── Record excerpts
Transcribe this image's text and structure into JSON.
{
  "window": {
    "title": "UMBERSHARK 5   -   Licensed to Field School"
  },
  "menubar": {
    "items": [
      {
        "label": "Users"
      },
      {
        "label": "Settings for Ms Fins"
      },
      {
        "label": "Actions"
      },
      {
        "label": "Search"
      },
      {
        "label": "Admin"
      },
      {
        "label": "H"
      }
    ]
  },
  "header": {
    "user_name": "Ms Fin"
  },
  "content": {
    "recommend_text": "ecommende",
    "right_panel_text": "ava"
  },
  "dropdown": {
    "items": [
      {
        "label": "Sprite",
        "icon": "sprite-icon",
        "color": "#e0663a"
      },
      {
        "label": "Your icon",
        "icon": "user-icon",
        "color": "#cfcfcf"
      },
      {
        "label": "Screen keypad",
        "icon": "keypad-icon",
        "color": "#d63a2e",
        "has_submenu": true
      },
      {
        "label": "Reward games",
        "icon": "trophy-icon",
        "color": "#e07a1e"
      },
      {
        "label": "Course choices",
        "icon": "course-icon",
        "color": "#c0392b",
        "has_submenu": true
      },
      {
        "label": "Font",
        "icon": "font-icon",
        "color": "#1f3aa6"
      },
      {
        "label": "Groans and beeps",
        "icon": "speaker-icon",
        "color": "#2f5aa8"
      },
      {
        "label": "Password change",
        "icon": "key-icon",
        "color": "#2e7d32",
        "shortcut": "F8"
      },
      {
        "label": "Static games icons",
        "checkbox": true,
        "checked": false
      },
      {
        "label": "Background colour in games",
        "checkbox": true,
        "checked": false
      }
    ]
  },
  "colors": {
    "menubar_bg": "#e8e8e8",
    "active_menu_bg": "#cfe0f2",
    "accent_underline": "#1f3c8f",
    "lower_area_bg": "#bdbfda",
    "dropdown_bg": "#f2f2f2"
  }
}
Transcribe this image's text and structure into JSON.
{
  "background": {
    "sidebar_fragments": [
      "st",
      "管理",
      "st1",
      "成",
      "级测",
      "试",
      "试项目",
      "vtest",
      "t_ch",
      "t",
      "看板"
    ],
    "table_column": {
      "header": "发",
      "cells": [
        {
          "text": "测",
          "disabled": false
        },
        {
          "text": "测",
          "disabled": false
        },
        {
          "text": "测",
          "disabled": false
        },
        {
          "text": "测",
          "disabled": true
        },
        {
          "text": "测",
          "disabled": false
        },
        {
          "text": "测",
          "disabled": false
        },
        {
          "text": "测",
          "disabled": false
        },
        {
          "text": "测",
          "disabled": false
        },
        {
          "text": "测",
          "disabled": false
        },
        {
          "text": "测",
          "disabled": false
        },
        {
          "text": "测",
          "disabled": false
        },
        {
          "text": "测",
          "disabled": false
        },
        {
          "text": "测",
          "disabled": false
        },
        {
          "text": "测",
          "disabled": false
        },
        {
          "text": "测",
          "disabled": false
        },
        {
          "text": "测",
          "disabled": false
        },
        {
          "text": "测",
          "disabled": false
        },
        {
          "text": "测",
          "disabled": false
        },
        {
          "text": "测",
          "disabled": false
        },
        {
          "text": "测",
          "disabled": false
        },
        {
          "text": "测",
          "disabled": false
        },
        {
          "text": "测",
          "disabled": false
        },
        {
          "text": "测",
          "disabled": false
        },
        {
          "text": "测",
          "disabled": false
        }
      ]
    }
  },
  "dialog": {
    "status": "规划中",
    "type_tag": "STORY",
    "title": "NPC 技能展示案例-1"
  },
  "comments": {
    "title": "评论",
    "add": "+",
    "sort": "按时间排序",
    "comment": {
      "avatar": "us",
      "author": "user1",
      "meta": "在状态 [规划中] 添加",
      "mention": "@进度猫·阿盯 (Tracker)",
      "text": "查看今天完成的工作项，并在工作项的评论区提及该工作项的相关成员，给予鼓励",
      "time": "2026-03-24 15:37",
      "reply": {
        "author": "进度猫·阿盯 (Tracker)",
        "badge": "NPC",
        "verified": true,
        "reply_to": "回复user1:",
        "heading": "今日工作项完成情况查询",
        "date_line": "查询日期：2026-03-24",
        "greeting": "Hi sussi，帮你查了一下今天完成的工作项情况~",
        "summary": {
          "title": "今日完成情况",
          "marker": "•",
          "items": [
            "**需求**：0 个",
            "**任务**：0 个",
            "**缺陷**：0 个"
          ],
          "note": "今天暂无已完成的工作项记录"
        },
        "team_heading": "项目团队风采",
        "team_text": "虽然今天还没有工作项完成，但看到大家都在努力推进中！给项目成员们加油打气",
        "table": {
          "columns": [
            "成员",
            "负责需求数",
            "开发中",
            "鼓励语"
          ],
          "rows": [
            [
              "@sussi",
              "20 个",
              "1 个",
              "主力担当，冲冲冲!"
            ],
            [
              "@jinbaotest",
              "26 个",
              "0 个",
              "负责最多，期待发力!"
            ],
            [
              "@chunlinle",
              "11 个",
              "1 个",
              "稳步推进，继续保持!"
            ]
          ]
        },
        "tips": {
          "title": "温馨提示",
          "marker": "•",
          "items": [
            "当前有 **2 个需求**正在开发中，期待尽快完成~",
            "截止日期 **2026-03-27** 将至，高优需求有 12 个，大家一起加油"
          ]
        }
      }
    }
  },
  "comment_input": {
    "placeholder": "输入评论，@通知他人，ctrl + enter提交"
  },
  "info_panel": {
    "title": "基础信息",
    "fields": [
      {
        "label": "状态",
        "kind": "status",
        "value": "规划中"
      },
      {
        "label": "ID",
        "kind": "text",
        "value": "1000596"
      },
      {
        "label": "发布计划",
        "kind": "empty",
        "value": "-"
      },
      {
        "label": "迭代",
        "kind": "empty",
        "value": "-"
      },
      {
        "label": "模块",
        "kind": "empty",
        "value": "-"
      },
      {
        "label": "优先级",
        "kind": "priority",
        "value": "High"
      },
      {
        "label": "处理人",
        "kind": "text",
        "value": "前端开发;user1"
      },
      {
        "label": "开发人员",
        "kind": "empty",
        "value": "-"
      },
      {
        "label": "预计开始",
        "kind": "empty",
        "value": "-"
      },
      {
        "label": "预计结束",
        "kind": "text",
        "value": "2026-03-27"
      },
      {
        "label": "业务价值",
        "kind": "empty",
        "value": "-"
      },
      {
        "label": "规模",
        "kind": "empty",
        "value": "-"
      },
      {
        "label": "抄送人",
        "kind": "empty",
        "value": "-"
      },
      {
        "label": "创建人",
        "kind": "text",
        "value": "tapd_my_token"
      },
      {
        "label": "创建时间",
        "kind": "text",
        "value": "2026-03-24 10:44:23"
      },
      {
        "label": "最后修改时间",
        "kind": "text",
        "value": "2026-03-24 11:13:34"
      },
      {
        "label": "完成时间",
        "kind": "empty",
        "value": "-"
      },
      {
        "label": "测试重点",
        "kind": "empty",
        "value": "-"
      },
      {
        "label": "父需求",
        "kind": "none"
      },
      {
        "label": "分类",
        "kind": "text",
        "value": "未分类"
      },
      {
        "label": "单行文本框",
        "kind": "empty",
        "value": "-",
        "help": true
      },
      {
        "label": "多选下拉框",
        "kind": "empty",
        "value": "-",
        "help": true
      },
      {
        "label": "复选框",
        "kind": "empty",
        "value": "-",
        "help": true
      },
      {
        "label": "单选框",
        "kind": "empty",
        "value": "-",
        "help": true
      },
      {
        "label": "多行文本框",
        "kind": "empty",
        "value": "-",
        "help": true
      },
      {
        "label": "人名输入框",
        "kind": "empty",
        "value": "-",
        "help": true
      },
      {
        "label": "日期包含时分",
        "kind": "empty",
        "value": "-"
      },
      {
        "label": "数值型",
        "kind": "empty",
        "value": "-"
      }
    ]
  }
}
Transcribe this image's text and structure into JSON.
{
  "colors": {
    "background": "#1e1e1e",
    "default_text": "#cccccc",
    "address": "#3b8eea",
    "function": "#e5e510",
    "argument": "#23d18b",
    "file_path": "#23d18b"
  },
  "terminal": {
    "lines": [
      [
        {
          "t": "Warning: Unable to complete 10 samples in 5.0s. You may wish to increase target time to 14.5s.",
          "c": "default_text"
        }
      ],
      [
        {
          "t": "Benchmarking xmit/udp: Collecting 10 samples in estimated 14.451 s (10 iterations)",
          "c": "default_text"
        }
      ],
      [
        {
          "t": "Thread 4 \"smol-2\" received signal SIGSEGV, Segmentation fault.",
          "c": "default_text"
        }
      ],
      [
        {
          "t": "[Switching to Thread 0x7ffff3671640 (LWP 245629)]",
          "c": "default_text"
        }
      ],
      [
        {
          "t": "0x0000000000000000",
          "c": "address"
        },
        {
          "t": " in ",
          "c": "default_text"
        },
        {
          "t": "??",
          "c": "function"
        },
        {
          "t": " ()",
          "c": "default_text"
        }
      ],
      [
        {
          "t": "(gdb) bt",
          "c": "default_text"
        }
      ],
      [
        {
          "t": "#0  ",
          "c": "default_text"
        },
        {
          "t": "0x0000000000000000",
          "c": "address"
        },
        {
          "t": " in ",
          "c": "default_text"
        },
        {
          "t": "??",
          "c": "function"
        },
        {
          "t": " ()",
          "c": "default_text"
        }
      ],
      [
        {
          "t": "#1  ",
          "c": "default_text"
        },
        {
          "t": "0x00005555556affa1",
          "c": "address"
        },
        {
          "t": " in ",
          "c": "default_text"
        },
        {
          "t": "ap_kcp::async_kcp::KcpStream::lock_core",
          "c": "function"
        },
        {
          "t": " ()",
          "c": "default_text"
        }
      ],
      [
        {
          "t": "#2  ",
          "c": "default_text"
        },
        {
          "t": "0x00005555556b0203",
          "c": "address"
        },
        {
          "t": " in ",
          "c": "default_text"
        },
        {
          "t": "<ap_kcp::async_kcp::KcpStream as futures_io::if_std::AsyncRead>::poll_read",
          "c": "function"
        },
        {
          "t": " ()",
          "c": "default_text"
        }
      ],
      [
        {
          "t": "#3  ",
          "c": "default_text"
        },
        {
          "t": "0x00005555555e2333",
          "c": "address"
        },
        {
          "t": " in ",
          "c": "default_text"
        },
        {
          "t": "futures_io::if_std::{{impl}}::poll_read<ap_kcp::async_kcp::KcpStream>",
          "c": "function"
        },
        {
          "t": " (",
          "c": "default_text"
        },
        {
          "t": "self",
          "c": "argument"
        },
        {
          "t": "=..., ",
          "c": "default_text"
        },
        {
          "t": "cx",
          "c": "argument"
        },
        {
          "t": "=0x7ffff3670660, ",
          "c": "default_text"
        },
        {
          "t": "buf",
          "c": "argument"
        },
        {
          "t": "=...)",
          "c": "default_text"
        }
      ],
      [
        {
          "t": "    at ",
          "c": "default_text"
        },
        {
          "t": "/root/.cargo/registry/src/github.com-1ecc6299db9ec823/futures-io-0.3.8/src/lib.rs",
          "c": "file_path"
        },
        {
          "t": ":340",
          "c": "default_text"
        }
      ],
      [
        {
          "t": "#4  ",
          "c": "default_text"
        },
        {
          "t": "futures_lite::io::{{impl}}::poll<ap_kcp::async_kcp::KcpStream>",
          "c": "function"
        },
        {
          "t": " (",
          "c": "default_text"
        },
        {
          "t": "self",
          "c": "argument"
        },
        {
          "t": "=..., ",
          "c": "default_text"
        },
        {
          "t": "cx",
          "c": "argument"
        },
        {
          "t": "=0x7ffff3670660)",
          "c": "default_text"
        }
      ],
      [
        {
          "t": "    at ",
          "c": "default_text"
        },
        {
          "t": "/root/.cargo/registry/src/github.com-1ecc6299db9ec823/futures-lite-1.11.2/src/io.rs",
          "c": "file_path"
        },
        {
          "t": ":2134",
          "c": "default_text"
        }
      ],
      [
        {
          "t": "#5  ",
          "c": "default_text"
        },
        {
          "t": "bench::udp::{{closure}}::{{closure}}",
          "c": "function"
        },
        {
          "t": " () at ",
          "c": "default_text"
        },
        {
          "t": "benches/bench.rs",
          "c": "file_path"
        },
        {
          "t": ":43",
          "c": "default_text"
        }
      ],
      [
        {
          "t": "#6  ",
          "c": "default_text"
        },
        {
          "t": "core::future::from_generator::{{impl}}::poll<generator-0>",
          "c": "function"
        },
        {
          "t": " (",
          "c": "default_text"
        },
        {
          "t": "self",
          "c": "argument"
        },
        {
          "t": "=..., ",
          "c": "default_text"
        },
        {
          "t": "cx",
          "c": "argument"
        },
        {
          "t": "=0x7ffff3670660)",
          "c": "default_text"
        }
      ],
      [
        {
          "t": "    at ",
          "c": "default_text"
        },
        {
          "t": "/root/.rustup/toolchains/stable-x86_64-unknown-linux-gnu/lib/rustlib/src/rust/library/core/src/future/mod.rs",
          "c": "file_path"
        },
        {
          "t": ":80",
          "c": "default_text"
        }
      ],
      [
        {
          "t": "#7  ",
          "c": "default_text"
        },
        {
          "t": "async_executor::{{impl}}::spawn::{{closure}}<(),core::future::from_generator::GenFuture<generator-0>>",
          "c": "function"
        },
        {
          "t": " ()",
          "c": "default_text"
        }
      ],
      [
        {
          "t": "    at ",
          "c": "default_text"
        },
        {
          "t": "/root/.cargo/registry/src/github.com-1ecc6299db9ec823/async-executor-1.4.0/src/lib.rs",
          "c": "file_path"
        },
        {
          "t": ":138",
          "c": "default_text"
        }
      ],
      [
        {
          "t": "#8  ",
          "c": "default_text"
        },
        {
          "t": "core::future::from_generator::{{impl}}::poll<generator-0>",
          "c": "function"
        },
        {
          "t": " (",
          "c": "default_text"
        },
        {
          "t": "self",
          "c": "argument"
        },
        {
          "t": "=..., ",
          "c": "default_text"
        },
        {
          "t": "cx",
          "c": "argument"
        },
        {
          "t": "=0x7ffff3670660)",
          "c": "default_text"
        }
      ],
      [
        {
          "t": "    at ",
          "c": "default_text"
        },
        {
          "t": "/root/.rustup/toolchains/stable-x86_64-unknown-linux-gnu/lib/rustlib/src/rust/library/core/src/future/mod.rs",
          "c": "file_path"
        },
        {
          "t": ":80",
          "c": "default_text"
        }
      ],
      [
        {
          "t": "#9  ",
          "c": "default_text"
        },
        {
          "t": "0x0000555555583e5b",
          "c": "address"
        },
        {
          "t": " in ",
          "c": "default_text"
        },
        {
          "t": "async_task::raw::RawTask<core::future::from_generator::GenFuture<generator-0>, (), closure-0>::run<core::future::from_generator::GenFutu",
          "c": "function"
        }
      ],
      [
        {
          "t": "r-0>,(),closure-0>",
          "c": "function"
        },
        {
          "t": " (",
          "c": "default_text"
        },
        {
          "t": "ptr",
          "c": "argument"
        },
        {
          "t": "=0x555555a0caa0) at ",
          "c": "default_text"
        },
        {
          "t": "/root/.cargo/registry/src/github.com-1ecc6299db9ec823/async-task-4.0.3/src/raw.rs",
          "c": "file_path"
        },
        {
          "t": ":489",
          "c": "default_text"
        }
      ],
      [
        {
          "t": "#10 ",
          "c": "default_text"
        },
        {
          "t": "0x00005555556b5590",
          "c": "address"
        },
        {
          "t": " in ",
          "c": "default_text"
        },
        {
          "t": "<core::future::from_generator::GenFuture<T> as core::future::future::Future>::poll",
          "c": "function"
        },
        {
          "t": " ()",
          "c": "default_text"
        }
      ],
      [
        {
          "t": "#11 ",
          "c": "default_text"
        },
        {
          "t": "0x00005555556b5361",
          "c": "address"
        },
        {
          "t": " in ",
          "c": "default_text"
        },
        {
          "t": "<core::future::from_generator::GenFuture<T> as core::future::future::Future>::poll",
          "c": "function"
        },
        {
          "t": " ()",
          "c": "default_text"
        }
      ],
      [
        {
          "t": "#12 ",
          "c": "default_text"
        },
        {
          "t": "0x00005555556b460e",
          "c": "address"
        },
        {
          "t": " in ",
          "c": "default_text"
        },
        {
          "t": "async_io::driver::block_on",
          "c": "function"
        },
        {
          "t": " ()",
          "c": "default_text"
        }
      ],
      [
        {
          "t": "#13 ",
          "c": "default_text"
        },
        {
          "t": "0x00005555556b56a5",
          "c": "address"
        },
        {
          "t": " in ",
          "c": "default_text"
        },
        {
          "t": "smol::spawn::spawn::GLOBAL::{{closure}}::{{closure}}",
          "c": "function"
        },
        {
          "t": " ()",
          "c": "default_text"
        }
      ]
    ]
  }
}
────
== Exercise brief ==
Where a line above holds the string "registry", show that line.

== Final answer ==
          "t": "/root/.cargo/registry/src/github.com-1ecc6299db9ec823/futures-io-0.3.8/src/lib.rs",
          "t": "/root/.cargo/registry/src/github.com-1ecc6299db9ec823/futures-lite-1.11.2/src/io.rs",
          "t": "/root/.cargo/registry/src/github.com-1ecc6299db9ec823/async-executor-1.4.0/src/lib.rs",
          "t": "/root/.cargo/registry/src/github.com-1ecc6299db9ec823/async-task-4.0.3/src/raw.rs",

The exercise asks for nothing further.